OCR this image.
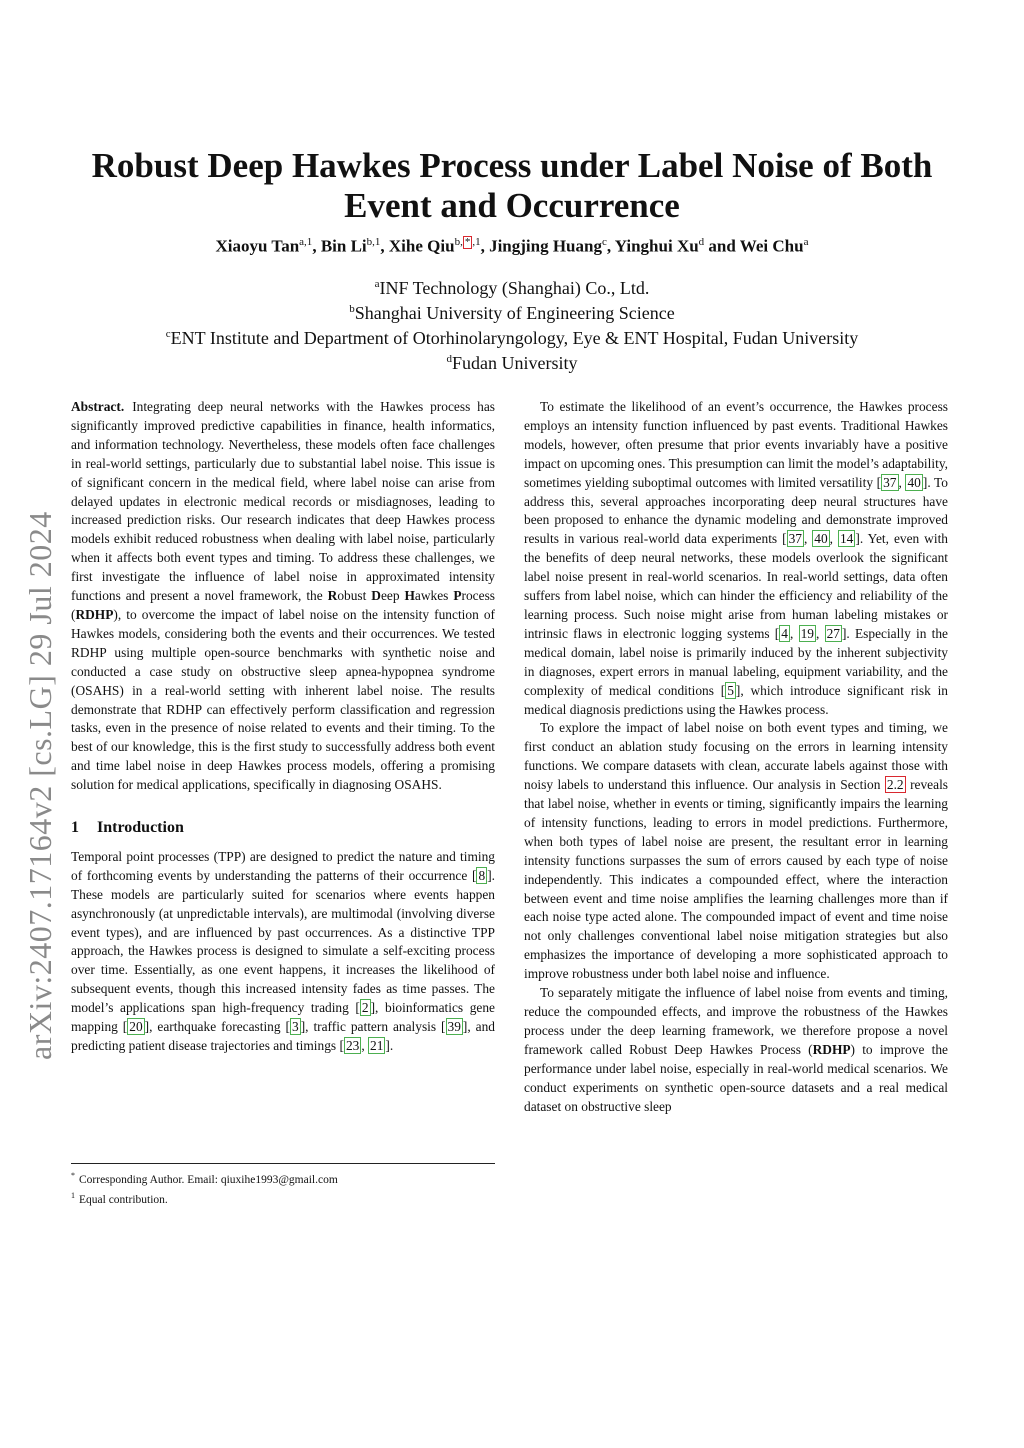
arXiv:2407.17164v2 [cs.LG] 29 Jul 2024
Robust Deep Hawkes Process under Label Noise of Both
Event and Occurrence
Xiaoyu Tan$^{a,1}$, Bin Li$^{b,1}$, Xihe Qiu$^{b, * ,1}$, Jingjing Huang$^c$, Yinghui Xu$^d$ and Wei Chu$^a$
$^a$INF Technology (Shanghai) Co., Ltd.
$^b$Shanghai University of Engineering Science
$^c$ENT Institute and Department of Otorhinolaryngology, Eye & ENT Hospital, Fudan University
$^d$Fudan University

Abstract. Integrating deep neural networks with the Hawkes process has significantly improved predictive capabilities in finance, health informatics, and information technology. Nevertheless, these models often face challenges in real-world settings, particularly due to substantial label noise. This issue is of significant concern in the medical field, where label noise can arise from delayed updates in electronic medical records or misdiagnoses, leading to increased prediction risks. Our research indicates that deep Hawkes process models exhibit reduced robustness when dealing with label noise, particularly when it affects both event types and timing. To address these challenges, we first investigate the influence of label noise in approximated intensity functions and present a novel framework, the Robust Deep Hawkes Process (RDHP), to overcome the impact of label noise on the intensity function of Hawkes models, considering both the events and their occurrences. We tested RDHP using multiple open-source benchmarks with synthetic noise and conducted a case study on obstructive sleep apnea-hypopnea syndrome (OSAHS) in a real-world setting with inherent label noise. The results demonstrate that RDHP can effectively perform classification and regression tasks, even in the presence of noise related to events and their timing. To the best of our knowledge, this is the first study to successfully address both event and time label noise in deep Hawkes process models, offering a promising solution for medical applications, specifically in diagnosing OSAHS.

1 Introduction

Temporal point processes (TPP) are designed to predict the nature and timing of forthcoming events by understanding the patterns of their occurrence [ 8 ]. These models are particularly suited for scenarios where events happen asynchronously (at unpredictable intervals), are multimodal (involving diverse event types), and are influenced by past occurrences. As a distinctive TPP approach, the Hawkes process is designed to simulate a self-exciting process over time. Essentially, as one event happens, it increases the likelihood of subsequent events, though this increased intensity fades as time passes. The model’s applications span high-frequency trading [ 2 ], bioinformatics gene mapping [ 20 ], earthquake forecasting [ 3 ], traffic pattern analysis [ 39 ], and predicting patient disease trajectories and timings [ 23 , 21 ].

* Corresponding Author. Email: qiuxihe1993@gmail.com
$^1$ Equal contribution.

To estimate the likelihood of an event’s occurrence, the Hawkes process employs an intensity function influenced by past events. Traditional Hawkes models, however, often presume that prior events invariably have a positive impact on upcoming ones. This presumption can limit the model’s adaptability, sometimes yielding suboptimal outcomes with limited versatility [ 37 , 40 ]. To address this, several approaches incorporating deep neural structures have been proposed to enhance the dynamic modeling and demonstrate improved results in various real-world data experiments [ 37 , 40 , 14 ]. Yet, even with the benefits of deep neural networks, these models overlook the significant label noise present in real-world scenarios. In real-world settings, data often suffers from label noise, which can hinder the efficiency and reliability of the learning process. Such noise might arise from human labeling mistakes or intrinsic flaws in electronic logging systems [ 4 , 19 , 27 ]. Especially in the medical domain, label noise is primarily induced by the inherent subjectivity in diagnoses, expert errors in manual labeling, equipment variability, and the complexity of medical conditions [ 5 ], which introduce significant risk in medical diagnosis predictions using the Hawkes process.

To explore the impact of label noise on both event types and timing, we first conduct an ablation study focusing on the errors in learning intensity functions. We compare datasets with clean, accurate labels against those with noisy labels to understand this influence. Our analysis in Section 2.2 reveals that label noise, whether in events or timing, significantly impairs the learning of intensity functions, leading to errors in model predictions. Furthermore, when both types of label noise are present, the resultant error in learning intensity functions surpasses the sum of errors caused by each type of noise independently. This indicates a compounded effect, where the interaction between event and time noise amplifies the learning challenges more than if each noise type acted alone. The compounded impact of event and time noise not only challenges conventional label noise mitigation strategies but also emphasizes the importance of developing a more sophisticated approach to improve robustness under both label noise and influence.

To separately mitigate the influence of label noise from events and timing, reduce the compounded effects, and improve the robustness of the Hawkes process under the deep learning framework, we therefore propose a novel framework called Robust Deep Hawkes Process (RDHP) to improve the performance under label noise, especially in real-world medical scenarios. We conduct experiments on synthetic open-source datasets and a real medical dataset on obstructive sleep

******************************

Directions for this task:
Pull out every line of the records above that contains the word "University".

Answer for the task:
$^b$Shanghai University of Engineering Science
$^c$ENT Institute and Department of Otorhinolaryngology, Eye & ENT Hospital, Fudan University
$^d$Fudan University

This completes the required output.